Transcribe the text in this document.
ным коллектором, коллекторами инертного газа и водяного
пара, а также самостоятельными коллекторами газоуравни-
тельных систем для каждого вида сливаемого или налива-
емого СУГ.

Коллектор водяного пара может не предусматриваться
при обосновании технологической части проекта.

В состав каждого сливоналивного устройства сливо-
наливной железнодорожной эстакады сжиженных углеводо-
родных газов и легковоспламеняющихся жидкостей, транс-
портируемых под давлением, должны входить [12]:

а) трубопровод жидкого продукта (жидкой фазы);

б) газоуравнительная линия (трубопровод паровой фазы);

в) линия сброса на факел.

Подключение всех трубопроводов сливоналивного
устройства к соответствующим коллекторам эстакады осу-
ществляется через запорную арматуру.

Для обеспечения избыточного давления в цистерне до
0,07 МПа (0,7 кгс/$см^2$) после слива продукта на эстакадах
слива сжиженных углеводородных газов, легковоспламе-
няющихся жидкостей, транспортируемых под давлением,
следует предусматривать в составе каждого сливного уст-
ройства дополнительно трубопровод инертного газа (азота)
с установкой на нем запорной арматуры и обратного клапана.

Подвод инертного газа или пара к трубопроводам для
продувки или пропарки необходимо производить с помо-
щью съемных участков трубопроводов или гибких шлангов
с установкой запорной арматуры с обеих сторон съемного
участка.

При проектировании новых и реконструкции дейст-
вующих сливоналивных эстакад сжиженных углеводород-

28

┄┄┄┄┄┄┄┄┄┄┄┄┄┄┄┄┄┄┄┄

Set task:
Return all lines containing the word "газов".

Complete output:
родных газов и легковоспламеняющихся жидкостей, транс-
слива сжиженных углеводородных газов, легковоспламе-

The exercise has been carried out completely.